> [GIVEN TASK]: Write out all the data again, exactly as it stands.
╭─ EXERCISE INPUTS
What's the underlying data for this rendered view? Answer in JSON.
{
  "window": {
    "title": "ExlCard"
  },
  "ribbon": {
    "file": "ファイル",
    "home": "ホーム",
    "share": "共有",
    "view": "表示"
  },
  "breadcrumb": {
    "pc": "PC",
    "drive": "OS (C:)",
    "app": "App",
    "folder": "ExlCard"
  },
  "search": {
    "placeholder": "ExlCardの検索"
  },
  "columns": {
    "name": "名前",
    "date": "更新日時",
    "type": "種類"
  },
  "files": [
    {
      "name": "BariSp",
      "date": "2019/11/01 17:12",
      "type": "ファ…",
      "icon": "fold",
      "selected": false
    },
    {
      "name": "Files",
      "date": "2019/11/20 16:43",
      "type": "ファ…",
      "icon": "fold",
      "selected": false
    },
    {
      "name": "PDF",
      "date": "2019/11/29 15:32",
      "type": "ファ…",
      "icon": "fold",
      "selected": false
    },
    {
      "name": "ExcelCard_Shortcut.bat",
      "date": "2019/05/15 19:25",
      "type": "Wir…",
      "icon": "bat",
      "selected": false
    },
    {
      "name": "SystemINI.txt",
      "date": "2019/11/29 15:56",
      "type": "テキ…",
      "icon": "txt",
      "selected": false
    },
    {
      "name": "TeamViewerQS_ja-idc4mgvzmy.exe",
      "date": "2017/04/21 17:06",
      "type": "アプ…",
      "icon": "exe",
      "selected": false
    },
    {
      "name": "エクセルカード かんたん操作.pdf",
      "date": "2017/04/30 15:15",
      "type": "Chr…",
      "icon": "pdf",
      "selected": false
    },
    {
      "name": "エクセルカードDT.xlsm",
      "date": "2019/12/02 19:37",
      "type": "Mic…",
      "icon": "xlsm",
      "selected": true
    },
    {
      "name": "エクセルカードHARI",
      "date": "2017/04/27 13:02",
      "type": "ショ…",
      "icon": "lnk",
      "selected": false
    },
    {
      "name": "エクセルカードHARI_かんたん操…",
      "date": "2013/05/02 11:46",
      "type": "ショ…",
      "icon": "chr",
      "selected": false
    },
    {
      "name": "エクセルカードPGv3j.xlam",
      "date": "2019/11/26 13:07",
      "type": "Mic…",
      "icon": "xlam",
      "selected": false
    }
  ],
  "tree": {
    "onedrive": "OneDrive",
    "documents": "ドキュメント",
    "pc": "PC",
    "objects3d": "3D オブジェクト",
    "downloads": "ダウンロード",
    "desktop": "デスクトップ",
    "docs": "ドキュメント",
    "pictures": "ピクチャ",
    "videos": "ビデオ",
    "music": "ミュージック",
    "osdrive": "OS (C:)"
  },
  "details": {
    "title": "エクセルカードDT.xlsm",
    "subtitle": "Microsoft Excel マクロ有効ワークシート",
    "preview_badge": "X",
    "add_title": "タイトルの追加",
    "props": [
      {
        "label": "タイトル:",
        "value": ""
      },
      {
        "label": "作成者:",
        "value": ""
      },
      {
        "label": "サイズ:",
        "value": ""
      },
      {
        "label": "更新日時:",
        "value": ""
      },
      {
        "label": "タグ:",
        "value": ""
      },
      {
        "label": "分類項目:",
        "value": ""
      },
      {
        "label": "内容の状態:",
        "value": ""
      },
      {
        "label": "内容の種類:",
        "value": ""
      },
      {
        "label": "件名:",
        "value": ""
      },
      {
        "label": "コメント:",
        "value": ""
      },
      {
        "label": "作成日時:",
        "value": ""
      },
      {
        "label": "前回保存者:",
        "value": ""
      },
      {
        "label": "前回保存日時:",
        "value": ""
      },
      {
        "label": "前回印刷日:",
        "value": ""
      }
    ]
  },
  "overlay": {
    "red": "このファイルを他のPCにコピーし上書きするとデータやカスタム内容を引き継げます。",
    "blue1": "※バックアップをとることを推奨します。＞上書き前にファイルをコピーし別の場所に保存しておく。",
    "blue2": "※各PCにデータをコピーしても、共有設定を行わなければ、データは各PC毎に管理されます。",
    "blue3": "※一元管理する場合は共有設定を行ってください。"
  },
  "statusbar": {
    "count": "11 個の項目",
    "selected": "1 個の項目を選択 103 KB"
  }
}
╰─
> [ANSWER TO THIS TASK]:
What's the underlying data for this rendered view? Answer in JSON.
{
  "window": {
    "title": "ExlCard"
  },
  "ribbon": {
    "file": "ファイル",
    "home": "ホーム",
    "share": "共有",
    "view": "表示"
  },
  "breadcrumb": {
    "pc": "PC",
    "drive": "OS (C:)",
    "app": "App",
    "folder": "ExlCard"
  },
  "search": {
    "placeholder": "ExlCardの検索"
  },
  "columns": {
    "name": "名前",
    "date": "更新日時",
    "type": "種類"
  },
  "files": [
    {
      "name": "BariSp",
      "date": "2019/11/01 17:12",
      "type": "ファ…",
      "icon": "fold",
      "selected": false
    },
    {
      "name": "Files",
      "date": "2019/11/20 16:43",
      "type": "ファ…",
      "icon": "fold",
      "selected": false
    },
    {
      "name": "PDF",
      "date": "2019/11/29 15:32",
      "type": "ファ…",
      "icon": "fold",
      "selected": false
    },
    {
      "name": "ExcelCard_Shortcut.bat",
      "date": "2019/05/15 19:25",
      "type": "Wir…",
      "icon": "bat",
      "selected": false
    },
    {
      "name": "SystemINI.txt",
      "date": "2019/11/29 15:56",
      "type": "テキ…",
      "icon": "txt",
      "selected": false
    },
    {
      "name": "TeamViewerQS_ja-idc4mgvzmy.exe",
      "date": "2017/04/21 17:06",
      "type": "アプ…",
      "icon": "exe",
      "selected": false
    },
    {
      "name": "エクセルカード かんたん操作.pdf",
      "date": "2017/04/30 15:15",
      "type": "Chr…",
      "icon": "pdf",
      "selected": false
    },
    {
      "name": "エクセルカードDT.xlsm",
      "date": "2019/12/02 19:37",
      "type": "Mic…",
      "icon": "xlsm",
      "selected": true
    },
    {
      "name": "エクセルカードHARI",
      "date": "2017/04/27 13:02",
      "type": "ショ…",
      "icon": "lnk",
      "selected": false
    },
    {
      "name": "エクセルカードHARI_かんたん操…",
      "date": "2013/05/02 11:46",
      "type": "ショ…",
      "icon": "chr",
      "selected": false
    },
    {
      "name": "エクセルカードPGv3j.xlam",
      "date": "2019/11/26 13:07",
      "type": "Mic…",
      "icon": "xlam",
      "selected": false
    }
  ],
  "tree": {
    "onedrive": "OneDrive",
    "documents": "ドキュメント",
    "pc": "PC",
    "objects3d": "3D オブジェクト",
    "downloads": "ダウンロード",
    "desktop": "デスクトップ",
    "docs": "ドキュメント",
    "pictures": "ピクチャ",
    "videos": "ビデオ",
    "music": "ミュージック",
    "osdrive": "OS (C:)"
  },
  "details": {
    "title": "エクセルカードDT.xlsm",
    "subtitle": "Microsoft Excel マクロ有効ワークシート",
    "preview_badge": "X",
    "add_title": "タイトルの追加",
    "props": [
      {
        "label": "タイトル:",
        "value": ""
      },
      {
        "label": "作成者:",
        "value": ""
      },
      {
        "label": "サイズ:",
        "value": ""
      },
      {
        "label": "更新日時:",
        "value": ""
      },
      {
        "label": "タグ:",
        "value": ""
      },
      {
        "label": "分類項目:",
        "value": ""
      },
      {
        "label": "内容の状態:",
        "value": ""
      },
      {
        "label": "内容の種類:",
        "value": ""
      },
      {
        "label": "件名:",
        "value": ""
      },
      {
        "label": "コメント:",
        "value": ""
      },
      {
        "label": "作成日時:",
        "value": ""
      },
      {
        "label": "前回保存者:",
        "value": ""
      },
      {
        "label": "前回保存日時:",
        "value": ""
      },
      {
        "label": "前回印刷日:",
        "value": ""
      }
    ]
  },
  "overlay": {
    "red": "このファイルを他のPCにコピーし上書きするとデータやカスタム内容を引き継げます。",
    "blue1": "※バックアップをとることを推奨します。＞上書き前にファイルをコピーし別の場所に保存しておく。",
    "blue2": "※各PCにデータをコピーしても、共有設定を行わなければ、データは各PC毎に管理されます。",
    "blue3": "※一元管理する場合は共有設定を行ってください。"
  },
  "statusbar": {
    "count": "11 個の項目",
    "selected": "1 個の項目を選択 103 KB"
  }
}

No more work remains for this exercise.